> **GOAL OF THE EXERCISE**
In the historical nihilism passage, who gave a speech in December 1989 saying that bourgeois liberalization had spread "national nihilism" and "historical nihilism"?

> **SOURCE PASSAGE**
=-=-=

- Simplified Chinese: 历史虚无主义

Standard Mandarin
- Hanyu Pinyin: Lìshǐ xūwú zhǔyì

= Historical nihilism =

Chinese political term

Historical nihilism is a term used by the Chinese Communist Party (CCP) and some scholars in China to describe research, discussions, or viewpoints deemed to contradict an official state version of history in a manner perceived to question or challenge the legitimacy of the CCP. The CCP opposes historical interpretations that are critical of the People's Liberation Army, socialism, and their views regarding the Opium Wars, Boxer Rebellion, Japanese war crimes and related topics. Viewpoints that the state judges to be historical nihilism are subject to censorship and those expressing them subject to legal prosecution.

In a January 2013 speech, CCP general secretary Xi Jinping described "hostile forces" as using historical nihilism to weaken the party's rule by smearing its history. In early 2021, Xi increased efforts to promote a "correct outlook on history" ahead of the 100th Anniversary of the Chinese Communist Party, including opening a telephone hotline and website for citizens to report people who engage in acts of historical nihilism.

==Background==
Historical nihilism has been defined in CCP publications as criticism of the entirety of an entity, such as the CCP, its national heroes, leaders, socialism and its official history, by citing only certain events about the entity without consideration of the whole. Although 'incorrect' interpretations of history would have been censored and punished during the period of Mao Zedong (1949–1976) and Deng Xiaoping (1978–1989), neither leader made a clear attempt to engage against 'historical nihilism' as it is specifically understood today. According to Chinese historian Zhang Lifan, the main push to fight against 'historical nihilism', according to its specific modern meaning, undertaken by the CCP has its origin following the 1989 Tiananmen Square protests and massacre and coinciding events within the Eastern Bloc. In December of that year, Jiang Zemin made a speech in which he said that bourgeois liberalization had led to the spread of 'national nihilism' and 'historical nihilism', which had entered party thinking and brought about confusion.

Historical nihilism is one of "The Seven Noteworthy Problems" discussed in the 2012 Communiqué on the Current State of the Ideological Sphere (Document No. 9). It states that the main expressions of historical nihilism are:

Rejecting the revolution; claiming that the revolution led by the Chinese Communist Party resulted only in destruction; denying the historical inevitability in China's choice of the Socialist road, calling it the wrong path, and the Party's and new China's history a "continuous series of mistakes"; rejecting the accepted conclusions on historical events and figures, disparaging our Revolutionary precursors, and vilifying the Party's leaders. Recently, some people took advantage of Comrade Mao Zedong's 120th birthday in order to deny the scientific and guiding value of Mao Zedong thought. Some people try to cleave apart the period that preceded Reform and Opening from the period that followed, or even to set these two periods in opposition to one another. By rejecting CCP history and the history of New China, historical nihilism seeks to fundamentally undermine the CCP's historical purpose, which is tantamount to denying the legitimacy of the CCP's long-term political dominance.
In 2013, Xi introduced the idea of the "Two Undeniables", which he described as "we must not use the period of history after reform and opening to deny the period of history prior to reform and opening" and we "must not use the period of history before reform and opening to deny the period of history after reform and opening". This view is sometimes expressed as the motto, "the two thirty years should not negate each other".

=-=-=

> **GIVEN DATA**
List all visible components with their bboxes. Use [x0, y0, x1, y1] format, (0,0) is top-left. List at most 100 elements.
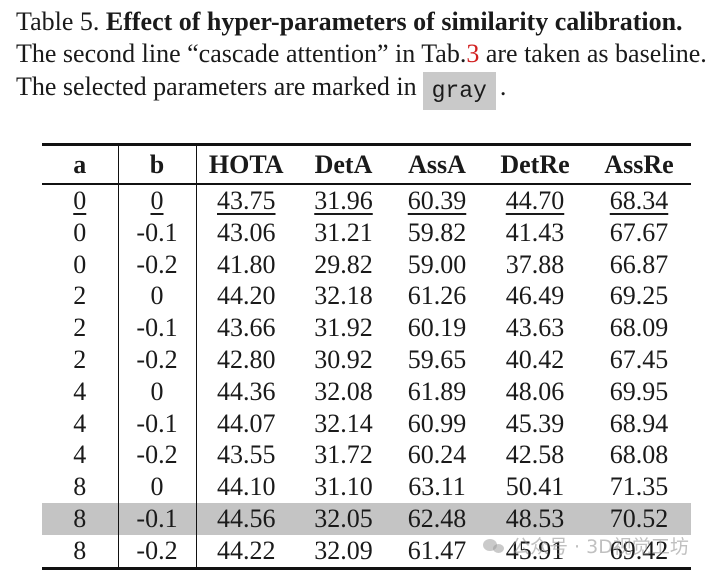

=-=-=

> **SOLUTION TO THIS PROBLEM**
Jiang Zemin